[Stored data entries]
------------
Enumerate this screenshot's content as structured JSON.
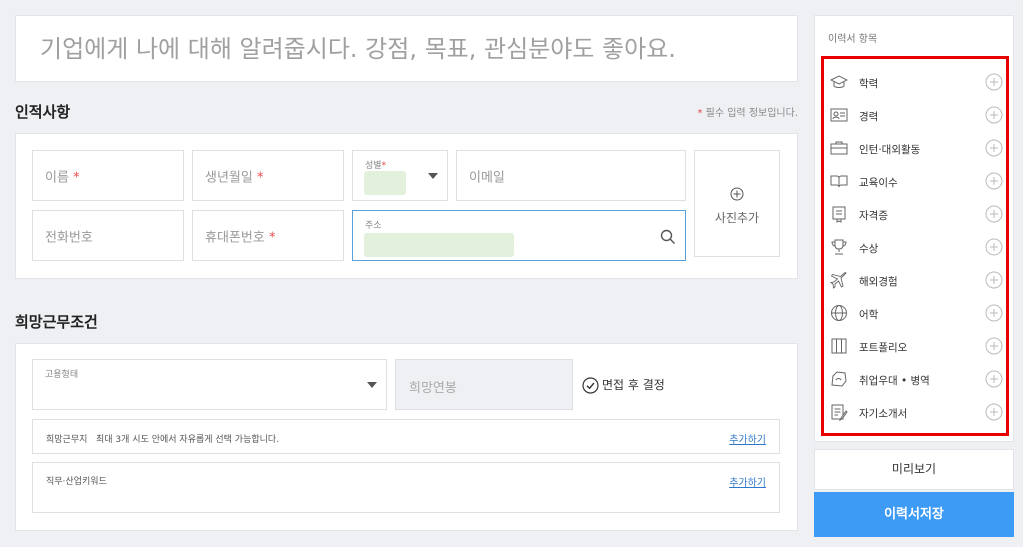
{
  "intro": {
    "placeholder": "기업에게 나에 대해 알려줍시다. 강점, 목표, 관심분야도 좋아요."
  },
  "personal": {
    "title": "인적사항",
    "required_star": "*",
    "required_note": "필수 입력 정보입니다.",
    "name_label": "이름",
    "birth_label": "생년월일",
    "gender_label": "성별",
    "email_label": "이메일",
    "phone_label": "전화번호",
    "mobile_label": "휴대폰번호",
    "address_label": "주소",
    "photo_label": "사진추가",
    "star": "*"
  },
  "work": {
    "title": "희망근무조건",
    "employment_label": "고용형태",
    "salary_label": "희망연봉",
    "decide_label": "면접 후 결정",
    "location_label": "희망근무지",
    "location_hint": "최대 3개 시도 안에서 자유롭게 선택 가능합니다.",
    "location_add": "추가하기",
    "keyword_label": "직무·산업키워드",
    "keyword_add": "추가하기"
  },
  "sidebar": {
    "title": "이력서 항목",
    "items": [
      {
        "label": "학력",
        "icon": "graduation-cap-icon"
      },
      {
        "label": "경력",
        "icon": "id-card-icon"
      },
      {
        "label": "인턴·대외활동",
        "icon": "briefcase-icon"
      },
      {
        "label": "교육이수",
        "icon": "book-icon"
      },
      {
        "label": "자격증",
        "icon": "certificate-icon"
      },
      {
        "label": "수상",
        "icon": "trophy-icon"
      },
      {
        "label": "해외경험",
        "icon": "airplane-icon"
      },
      {
        "label": "어학",
        "icon": "globe-icon"
      },
      {
        "label": "포트폴리오",
        "icon": "portfolio-icon"
      },
      {
        "label": "취업우대 • 병역",
        "icon": "preference-icon"
      },
      {
        "label": "자기소개서",
        "icon": "document-icon"
      }
    ]
  },
  "actions": {
    "preview": "미리보기",
    "save": "이력서저장"
  },
  "colors": {
    "accent": "#3d9bf5",
    "required": "#e84a4a",
    "highlight_border": "#e60000",
    "link": "#2f77c9"
  }
}
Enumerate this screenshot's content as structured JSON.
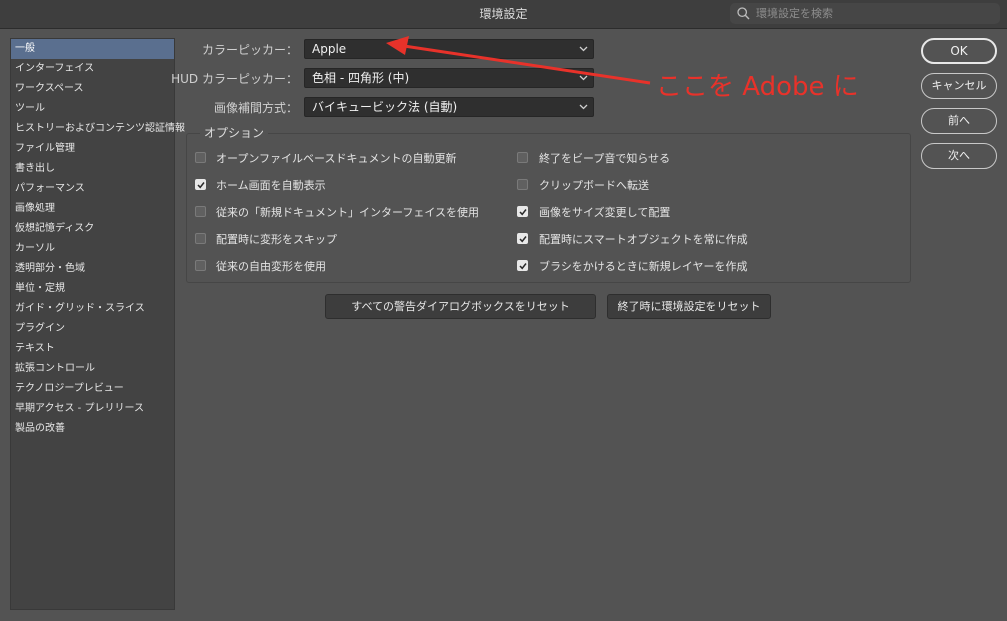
{
  "window": {
    "title": "環境設定"
  },
  "search": {
    "placeholder": "環境設定を検索"
  },
  "sidebar": {
    "items": [
      {
        "label": "一般",
        "active": true
      },
      {
        "label": "インターフェイス"
      },
      {
        "label": "ワークスペース"
      },
      {
        "label": "ツール"
      },
      {
        "label": "ヒストリーおよびコンテンツ認証情報"
      },
      {
        "label": "ファイル管理"
      },
      {
        "label": "書き出し"
      },
      {
        "label": "パフォーマンス"
      },
      {
        "label": "画像処理"
      },
      {
        "label": "仮想記憶ディスク"
      },
      {
        "label": "カーソル"
      },
      {
        "label": "透明部分・色域"
      },
      {
        "label": "単位・定規"
      },
      {
        "label": "ガイド・グリッド・スライス"
      },
      {
        "label": "プラグイン"
      },
      {
        "label": "テキスト"
      },
      {
        "label": "拡張コントロール"
      },
      {
        "label": "テクノロジープレビュー"
      },
      {
        "label": "早期アクセス - プレリリース"
      },
      {
        "label": "製品の改善"
      }
    ]
  },
  "settings": {
    "color_picker": {
      "label": "カラーピッカー：",
      "value": "Apple"
    },
    "hud_color_picker": {
      "label": "HUD カラーピッカー：",
      "value": "色相 - 四角形 (中)"
    },
    "interpolation": {
      "label": "画像補間方式：",
      "value": "バイキュービック法 (自動)"
    }
  },
  "options": {
    "title": "オプション",
    "left": [
      {
        "label": "オープンファイルベースドキュメントの自動更新",
        "checked": false
      },
      {
        "label": "ホーム画面を自動表示",
        "checked": true
      },
      {
        "label": "従来の「新規ドキュメント」インターフェイスを使用",
        "checked": false
      },
      {
        "label": "配置時に変形をスキップ",
        "checked": false
      },
      {
        "label": "従来の自由変形を使用",
        "checked": false
      }
    ],
    "right": [
      {
        "label": "終了をビープ音で知らせる",
        "checked": false
      },
      {
        "label": "クリップボードへ転送",
        "checked": false
      },
      {
        "label": "画像をサイズ変更して配置",
        "checked": true
      },
      {
        "label": "配置時にスマートオブジェクトを常に作成",
        "checked": true
      },
      {
        "label": "ブラシをかけるときに新規レイヤーを作成",
        "checked": true
      }
    ]
  },
  "reset_buttons": {
    "reset_warnings": "すべての警告ダイアログボックスをリセット",
    "reset_on_quit": "終了時に環境設定をリセット"
  },
  "dialog_buttons": {
    "ok": "OK",
    "cancel": "キャンセル",
    "prev": "前へ",
    "next": "次へ"
  },
  "annotation": {
    "text": "ここを Adobe に",
    "color": "#e8322a"
  },
  "colors": {
    "background": "#535353",
    "titlebar": "#3e3e3e",
    "sidebar_selected": "#5a6f8f"
  }
}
------------
What to do –
Return each line where "placeholder" shows up.

Exercise output –
    "placeholder": "기업에게 나에 대해 알려줍시다. 강점, 목표, 관심분야도 좋아요."
    "placeholder": "環境設定を検索"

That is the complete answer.